> SET TASK: Repeat the full listing, word for word.

> Items from a data source:
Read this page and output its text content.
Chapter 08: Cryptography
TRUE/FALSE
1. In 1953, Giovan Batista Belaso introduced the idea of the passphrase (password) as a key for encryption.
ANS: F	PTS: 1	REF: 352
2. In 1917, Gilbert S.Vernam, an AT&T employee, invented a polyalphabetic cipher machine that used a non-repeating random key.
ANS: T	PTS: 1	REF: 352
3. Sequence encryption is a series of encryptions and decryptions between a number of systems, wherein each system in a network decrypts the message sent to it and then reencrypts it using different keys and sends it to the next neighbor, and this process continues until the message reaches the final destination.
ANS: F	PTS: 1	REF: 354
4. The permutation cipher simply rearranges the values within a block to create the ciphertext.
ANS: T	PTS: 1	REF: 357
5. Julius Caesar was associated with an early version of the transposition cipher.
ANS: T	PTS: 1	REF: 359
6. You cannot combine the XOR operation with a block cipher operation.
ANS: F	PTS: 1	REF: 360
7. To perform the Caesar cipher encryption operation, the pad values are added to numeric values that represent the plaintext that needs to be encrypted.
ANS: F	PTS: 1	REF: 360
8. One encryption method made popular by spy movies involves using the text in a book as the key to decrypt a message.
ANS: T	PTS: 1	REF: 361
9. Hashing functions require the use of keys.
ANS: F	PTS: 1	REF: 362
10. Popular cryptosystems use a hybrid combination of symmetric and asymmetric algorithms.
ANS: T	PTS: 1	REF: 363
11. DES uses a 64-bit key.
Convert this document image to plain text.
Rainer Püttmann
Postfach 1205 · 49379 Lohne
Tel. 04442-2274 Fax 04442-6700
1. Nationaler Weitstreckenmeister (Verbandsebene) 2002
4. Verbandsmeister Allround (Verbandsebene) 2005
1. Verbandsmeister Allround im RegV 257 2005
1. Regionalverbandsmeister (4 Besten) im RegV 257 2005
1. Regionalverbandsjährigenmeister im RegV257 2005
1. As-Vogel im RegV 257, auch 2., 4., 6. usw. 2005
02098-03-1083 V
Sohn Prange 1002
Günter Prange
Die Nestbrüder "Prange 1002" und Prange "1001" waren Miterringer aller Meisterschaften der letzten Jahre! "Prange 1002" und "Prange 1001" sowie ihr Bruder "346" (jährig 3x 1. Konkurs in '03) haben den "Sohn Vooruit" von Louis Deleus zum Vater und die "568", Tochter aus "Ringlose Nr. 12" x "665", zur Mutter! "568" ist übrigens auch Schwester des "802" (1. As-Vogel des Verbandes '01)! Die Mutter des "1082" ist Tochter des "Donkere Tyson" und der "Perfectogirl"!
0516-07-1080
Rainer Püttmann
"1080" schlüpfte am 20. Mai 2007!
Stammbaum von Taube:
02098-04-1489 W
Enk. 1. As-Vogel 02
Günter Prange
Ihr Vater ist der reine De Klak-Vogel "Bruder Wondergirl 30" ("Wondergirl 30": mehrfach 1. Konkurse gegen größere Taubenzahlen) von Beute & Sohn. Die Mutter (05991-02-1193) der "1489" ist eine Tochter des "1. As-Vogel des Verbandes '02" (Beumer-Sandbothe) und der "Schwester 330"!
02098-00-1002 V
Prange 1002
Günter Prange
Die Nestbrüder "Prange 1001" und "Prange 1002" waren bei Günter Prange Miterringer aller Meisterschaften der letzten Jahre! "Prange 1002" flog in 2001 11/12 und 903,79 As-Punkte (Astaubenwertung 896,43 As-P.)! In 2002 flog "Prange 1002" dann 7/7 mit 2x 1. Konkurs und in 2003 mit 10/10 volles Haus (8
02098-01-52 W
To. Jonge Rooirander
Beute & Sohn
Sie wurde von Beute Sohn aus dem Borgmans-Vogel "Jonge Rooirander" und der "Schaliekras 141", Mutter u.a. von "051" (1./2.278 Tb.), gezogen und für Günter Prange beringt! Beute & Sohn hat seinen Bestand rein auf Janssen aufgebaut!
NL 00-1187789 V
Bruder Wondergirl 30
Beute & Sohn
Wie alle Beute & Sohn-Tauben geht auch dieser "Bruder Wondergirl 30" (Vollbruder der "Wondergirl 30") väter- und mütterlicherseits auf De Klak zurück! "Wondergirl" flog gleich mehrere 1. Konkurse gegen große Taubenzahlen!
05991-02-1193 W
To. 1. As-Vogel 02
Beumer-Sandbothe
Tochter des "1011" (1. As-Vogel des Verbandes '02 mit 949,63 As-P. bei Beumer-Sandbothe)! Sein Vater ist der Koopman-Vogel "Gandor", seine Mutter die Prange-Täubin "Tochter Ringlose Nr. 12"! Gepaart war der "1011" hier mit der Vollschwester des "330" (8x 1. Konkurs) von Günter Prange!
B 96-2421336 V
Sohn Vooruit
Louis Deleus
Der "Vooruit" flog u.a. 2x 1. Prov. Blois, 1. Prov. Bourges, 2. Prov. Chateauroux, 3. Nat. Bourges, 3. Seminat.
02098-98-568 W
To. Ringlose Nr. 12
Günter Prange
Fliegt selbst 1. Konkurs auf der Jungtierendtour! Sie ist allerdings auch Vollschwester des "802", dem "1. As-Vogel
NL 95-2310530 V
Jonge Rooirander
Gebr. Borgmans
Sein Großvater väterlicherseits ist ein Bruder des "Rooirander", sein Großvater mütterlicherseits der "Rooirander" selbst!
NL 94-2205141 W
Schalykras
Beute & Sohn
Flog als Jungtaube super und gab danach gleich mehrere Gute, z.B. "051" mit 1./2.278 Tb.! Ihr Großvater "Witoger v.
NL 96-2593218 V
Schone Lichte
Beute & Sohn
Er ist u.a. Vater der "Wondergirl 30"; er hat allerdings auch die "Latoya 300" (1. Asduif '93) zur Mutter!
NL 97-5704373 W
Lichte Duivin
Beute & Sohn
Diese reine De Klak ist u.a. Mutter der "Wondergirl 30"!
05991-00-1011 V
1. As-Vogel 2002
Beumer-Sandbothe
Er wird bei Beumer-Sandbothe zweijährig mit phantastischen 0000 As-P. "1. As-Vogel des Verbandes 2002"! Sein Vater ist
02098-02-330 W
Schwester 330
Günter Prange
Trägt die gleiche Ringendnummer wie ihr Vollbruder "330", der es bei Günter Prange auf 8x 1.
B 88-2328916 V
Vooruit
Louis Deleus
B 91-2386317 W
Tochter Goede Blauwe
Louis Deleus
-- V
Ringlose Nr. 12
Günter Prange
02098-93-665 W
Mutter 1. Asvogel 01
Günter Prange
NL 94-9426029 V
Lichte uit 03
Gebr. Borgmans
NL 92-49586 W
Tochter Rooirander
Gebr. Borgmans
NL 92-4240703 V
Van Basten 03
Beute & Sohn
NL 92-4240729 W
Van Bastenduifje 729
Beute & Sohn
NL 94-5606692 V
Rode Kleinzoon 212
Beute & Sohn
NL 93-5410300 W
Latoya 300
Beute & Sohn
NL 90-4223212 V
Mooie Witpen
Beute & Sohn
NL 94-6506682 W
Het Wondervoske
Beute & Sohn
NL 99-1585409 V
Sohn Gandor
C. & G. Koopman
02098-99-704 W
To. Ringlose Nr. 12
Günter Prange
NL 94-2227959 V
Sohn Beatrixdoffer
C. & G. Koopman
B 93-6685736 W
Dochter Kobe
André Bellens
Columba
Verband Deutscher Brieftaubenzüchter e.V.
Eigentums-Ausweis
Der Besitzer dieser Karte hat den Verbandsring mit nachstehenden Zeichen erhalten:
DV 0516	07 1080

> FULL OUTPUT:
Read this page and output its text content.
Chapter 08: Cryptography
TRUE/FALSE
1. In 1953, Giovan Batista Belaso introduced the idea of the passphrase (password) as a key for encryption.
ANS: F	PTS: 1	REF: 352
2. In 1917, Gilbert S.Vernam, an AT&T employee, invented a polyalphabetic cipher machine that used a non-repeating random key.
ANS: T	PTS: 1	REF: 352
3. Sequence encryption is a series of encryptions and decryptions between a number of systems, wherein each system in a network decrypts the message sent to it and then reencrypts it using different keys and sends it to the next neighbor, and this process continues until the message reaches the final destination.
ANS: F	PTS: 1	REF: 354
4. The permutation cipher simply rearranges the values within a block to create the ciphertext.
ANS: T	PTS: 1	REF: 357
5. Julius Caesar was associated with an early version of the transposition cipher.
ANS: T	PTS: 1	REF: 359
6. You cannot combine the XOR operation with a block cipher operation.
ANS: F	PTS: 1	REF: 360
7. To perform the Caesar cipher encryption operation, the pad values are added to numeric values that represent the plaintext that needs to be encrypted.
ANS: F	PTS: 1	REF: 360
8. One encryption method made popular by spy movies involves using the text in a book as the key to decrypt a message.
ANS: T	PTS: 1	REF: 361
9. Hashing functions require the use of keys.
ANS: F	PTS: 1	REF: 362
10. Popular cryptosystems use a hybrid combination of symmetric and asymmetric algorithms.
ANS: T	PTS: 1	REF: 363
11. DES uses a 64-bit key.
Convert this document image to plain text.
Rainer Püttmann
Postfach 1205 · 49379 Lohne
Tel. 04442-2274 Fax 04442-6700
1. Nationaler Weitstreckenmeister (Verbandsebene) 2002
4. Verbandsmeister Allround (Verbandsebene) 2005
1. Verbandsmeister Allround im RegV 257 2005
1. Regionalverbandsmeister (4 Besten) im RegV 257 2005
1. Regionalverbandsjährigenmeister im RegV257 2005
1. As-Vogel im RegV 257, auch 2., 4., 6. usw. 2005
02098-03-1083 V
Sohn Prange 1002
Günter Prange
Die Nestbrüder "Prange 1002" und Prange "1001" waren Miterringer aller Meisterschaften der letzten Jahre! "Prange 1002" und "Prange 1001" sowie ihr Bruder "346" (jährig 3x 1. Konkurs in '03) haben den "Sohn Vooruit" von Louis Deleus zum Vater und die "568", Tochter aus "Ringlose Nr. 12" x "665", zur Mutter! "568" ist übrigens auch Schwester des "802" (1. As-Vogel des Verbandes '01)! Die Mutter des "1082" ist Tochter des "Donkere Tyson" und der "Perfectogirl"!
0516-07-1080
Rainer Püttmann
"1080" schlüpfte am 20. Mai 2007!
Stammbaum von Taube:
02098-04-1489 W
Enk. 1. As-Vogel 02
Günter Prange
Ihr Vater ist der reine De Klak-Vogel "Bruder Wondergirl 30" ("Wondergirl 30": mehrfach 1. Konkurse gegen größere Taubenzahlen) von Beute & Sohn. Die Mutter (05991-02-1193) der "1489" ist eine Tochter des "1. As-Vogel des Verbandes '02" (Beumer-Sandbothe) und der "Schwester 330"!
02098-00-1002 V
Prange 1002
Günter Prange
Die Nestbrüder "Prange 1001" und "Prange 1002" waren bei Günter Prange Miterringer aller Meisterschaften der letzten Jahre! "Prange 1002" flog in 2001 11/12 und 903,79 As-Punkte (Astaubenwertung 896,43 As-P.)! In 2002 flog "Prange 1002" dann 7/7 mit 2x 1. Konkurs und in 2003 mit 10/10 volles Haus (8
02098-01-52 W
To. Jonge Rooirander
Beute & Sohn
Sie wurde von Beute Sohn aus dem Borgmans-Vogel "Jonge Rooirander" und der "Schaliekras 141", Mutter u.a. von "051" (1./2.278 Tb.), gezogen und für Günter Prange beringt! Beute & Sohn hat seinen Bestand rein auf Janssen aufgebaut!
NL 00-1187789 V
Bruder Wondergirl 30
Beute & Sohn
Wie alle Beute & Sohn-Tauben geht auch dieser "Bruder Wondergirl 30" (Vollbruder der "Wondergirl 30") väter- und mütterlicherseits auf De Klak zurück! "Wondergirl" flog gleich mehrere 1. Konkurse gegen große Taubenzahlen!
05991-02-1193 W
To. 1. As-Vogel 02
Beumer-Sandbothe
Tochter des "1011" (1. As-Vogel des Verbandes '02 mit 949,63 As-P. bei Beumer-Sandbothe)! Sein Vater ist der Koopman-Vogel "Gandor", seine Mutter die Prange-Täubin "Tochter Ringlose Nr. 12"! Gepaart war der "1011" hier mit der Vollschwester des "330" (8x 1. Konkurs) von Günter Prange!
B 96-2421336 V
Sohn Vooruit
Louis Deleus
Der "Vooruit" flog u.a. 2x 1. Prov. Blois, 1. Prov. Bourges, 2. Prov. Chateauroux, 3. Nat. Bourges, 3. Seminat.
02098-98-568 W
To. Ringlose Nr. 12
Günter Prange
Fliegt selbst 1. Konkurs auf der Jungtierendtour! Sie ist allerdings auch Vollschwester des "802", dem "1. As-Vogel
NL 95-2310530 V
Jonge Rooirander
Gebr. Borgmans
Sein Großvater väterlicherseits ist ein Bruder des "Rooirander", sein Großvater mütterlicherseits der "Rooirander" selbst!
NL 94-2205141 W
Schalykras
Beute & Sohn
Flog als Jungtaube super und gab danach gleich mehrere Gute, z.B. "051" mit 1./2.278 Tb.! Ihr Großvater "Witoger v.
NL 96-2593218 V
Schone Lichte
Beute & Sohn
Er ist u.a. Vater der "Wondergirl 30"; er hat allerdings auch die "Latoya 300" (1. Asduif '93) zur Mutter!
NL 97-5704373 W
Lichte Duivin
Beute & Sohn
Diese reine De Klak ist u.a. Mutter der "Wondergirl 30"!
05991-00-1011 V
1. As-Vogel 2002
Beumer-Sandbothe
Er wird bei Beumer-Sandbothe zweijährig mit phantastischen 0000 As-P. "1. As-Vogel des Verbandes 2002"! Sein Vater ist
02098-02-330 W
Schwester 330
Günter Prange
Trägt die gleiche Ringendnummer wie ihr Vollbruder "330", der es bei Günter Prange auf 8x 1.
B 88-2328916 V
Vooruit
Louis Deleus
B 91-2386317 W
Tochter Goede Blauwe
Louis Deleus
-- V
Ringlose Nr. 12
Günter Prange
02098-93-665 W
Mutter 1. Asvogel 01
Günter Prange
NL 94-9426029 V
Lichte uit 03
Gebr. Borgmans
NL 92-49586 W
Tochter Rooirander
Gebr. Borgmans
NL 92-4240703 V
Van Basten 03
Beute & Sohn
NL 92-4240729 W
Van Bastenduifje 729
Beute & Sohn
NL 94-5606692 V
Rode Kleinzoon 212
Beute & Sohn
NL 93-5410300 W
Latoya 300
Beute & Sohn
NL 90-4223212 V
Mooie Witpen
Beute & Sohn
NL 94-6506682 W
Het Wondervoske
Beute & Sohn
NL 99-1585409 V
Sohn Gandor
C. & G. Koopman
02098-99-704 W
To. Ringlose Nr. 12
Günter Prange
NL 94-2227959 V
Sohn Beatrixdoffer
C. & G. Koopman
B 93-6685736 W
Dochter Kobe
André Bellens
Columba
Verband Deutscher Brieftaubenzüchter e.V.
Eigentums-Ausweis
Der Besitzer dieser Karte hat den Verbandsring mit nachstehenden Zeichen erhalten:
DV 0516	07 1080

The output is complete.